Exercise data:
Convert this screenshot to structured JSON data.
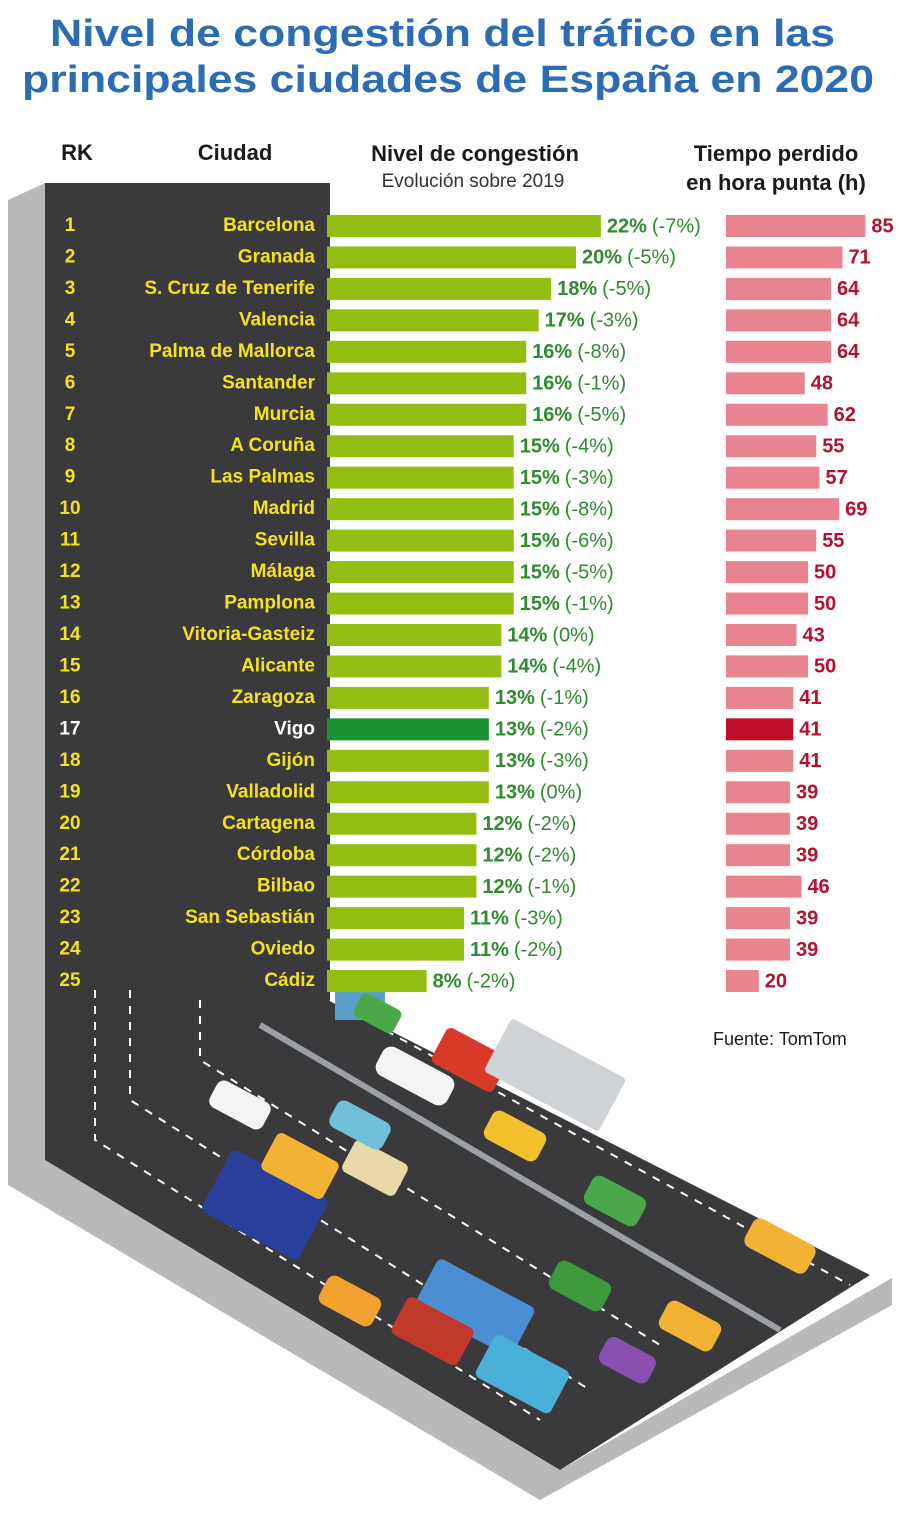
{
  "title": [
    "Nivel de congestión del tráfico en las",
    "principales ciudades de España en 2020"
  ],
  "headers": {
    "rank": "RK",
    "city": "Ciudad",
    "congestion": "Nivel de congestión",
    "congestion_sub": "Evolución sobre 2019",
    "time": [
      "Tiempo perdido",
      "en hora punta (h)"
    ]
  },
  "colors": {
    "congestion": "#93bd10",
    "congestion_highlight": "#1b9230",
    "hours": "#e8838f",
    "hours_highlight": "#c00d2a"
  },
  "rows": [
    {
      "rank": 1,
      "city": "Barcelona",
      "congestion": 22,
      "congestion_label": "22%",
      "change": -7,
      "change_label": "(-7%)",
      "hours": 85
    },
    {
      "rank": 2,
      "city": "Granada",
      "congestion": 20,
      "congestion_label": "20%",
      "change": -5,
      "change_label": "(-5%)",
      "hours": 71
    },
    {
      "rank": 3,
      "city": "S. Cruz de Tenerife",
      "congestion": 18,
      "congestion_label": "18%",
      "change": -5,
      "change_label": "(-5%)",
      "hours": 64
    },
    {
      "rank": 4,
      "city": "Valencia",
      "congestion": 17,
      "congestion_label": "17%",
      "change": -3,
      "change_label": "(-3%)",
      "hours": 64
    },
    {
      "rank": 5,
      "city": "Palma de Mallorca",
      "congestion": 16,
      "congestion_label": "16%",
      "change": -8,
      "change_label": "(-8%)",
      "hours": 64
    },
    {
      "rank": 6,
      "city": "Santander",
      "congestion": 16,
      "congestion_label": "16%",
      "change": -1,
      "change_label": "(-1%)",
      "hours": 48
    },
    {
      "rank": 7,
      "city": "Murcia",
      "congestion": 16,
      "congestion_label": "16%",
      "change": -5,
      "change_label": "(-5%)",
      "hours": 62
    },
    {
      "rank": 8,
      "city": "A Coruña",
      "congestion": 15,
      "congestion_label": "15%",
      "change": -4,
      "change_label": "(-4%)",
      "hours": 55
    },
    {
      "rank": 9,
      "city": "Las Palmas",
      "congestion": 15,
      "congestion_label": "15%",
      "change": -3,
      "change_label": "(-3%)",
      "hours": 57
    },
    {
      "rank": 10,
      "city": "Madrid",
      "congestion": 15,
      "congestion_label": "15%",
      "change": -8,
      "change_label": "(-8%)",
      "hours": 69
    },
    {
      "rank": 11,
      "city": "Sevilla",
      "congestion": 15,
      "congestion_label": "15%",
      "change": -6,
      "change_label": "(-6%)",
      "hours": 55
    },
    {
      "rank": 12,
      "city": "Málaga",
      "congestion": 15,
      "congestion_label": "15%",
      "change": -5,
      "change_label": "(-5%)",
      "hours": 50
    },
    {
      "rank": 13,
      "city": "Pamplona",
      "congestion": 15,
      "congestion_label": "15%",
      "change": -1,
      "change_label": "(-1%)",
      "hours": 50
    },
    {
      "rank": 14,
      "city": "Vitoria-Gasteiz",
      "congestion": 14,
      "congestion_label": "14%",
      "change": 0,
      "change_label": "(0%)",
      "hours": 43
    },
    {
      "rank": 15,
      "city": "Alicante",
      "congestion": 14,
      "congestion_label": "14%",
      "change": -4,
      "change_label": "(-4%)",
      "hours": 50
    },
    {
      "rank": 16,
      "city": "Zaragoza",
      "congestion": 13,
      "congestion_label": "13%",
      "change": -1,
      "change_label": "(-1%)",
      "hours": 41
    },
    {
      "rank": 17,
      "city": "Vigo",
      "congestion": 13,
      "congestion_label": "13%",
      "change": -2,
      "change_label": "(-2%)",
      "hours": 41,
      "highlight": true
    },
    {
      "rank": 18,
      "city": "Gijón",
      "congestion": 13,
      "congestion_label": "13%",
      "change": -3,
      "change_label": "(-3%)",
      "hours": 41
    },
    {
      "rank": 19,
      "city": "Valladolid",
      "congestion": 13,
      "congestion_label": "13%",
      "change": 0,
      "change_label": "(0%)",
      "hours": 39
    },
    {
      "rank": 20,
      "city": "Cartagena",
      "congestion": 12,
      "congestion_label": "12%",
      "change": -2,
      "change_label": "(-2%)",
      "hours": 39
    },
    {
      "rank": 21,
      "city": "Córdoba",
      "congestion": 12,
      "congestion_label": "12%",
      "change": -2,
      "change_label": "(-2%)",
      "hours": 39
    },
    {
      "rank": 22,
      "city": "Bilbao",
      "congestion": 12,
      "congestion_label": "12%",
      "change": -1,
      "change_label": "(-1%)",
      "hours": 46
    },
    {
      "rank": 23,
      "city": "San Sebastián",
      "congestion": 11,
      "congestion_label": "11%",
      "change": -3,
      "change_label": "(-3%)",
      "hours": 39
    },
    {
      "rank": 24,
      "city": "Oviedo",
      "congestion": 11,
      "congestion_label": "11%",
      "change": -2,
      "change_label": "(-2%)",
      "hours": 39
    },
    {
      "rank": 25,
      "city": "Cádiz",
      "congestion": 8,
      "congestion_label": "8%",
      "change": -2,
      "change_label": "(-2%)",
      "hours": 20
    }
  ],
  "source": "Fuente: TomTom"
}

What the exercise asks:
Sift through the entries and copy every line with "Nivel".

Solution:
    "Nivel de congestión del tráfico en las",
    "congestion": "Nivel de congestión",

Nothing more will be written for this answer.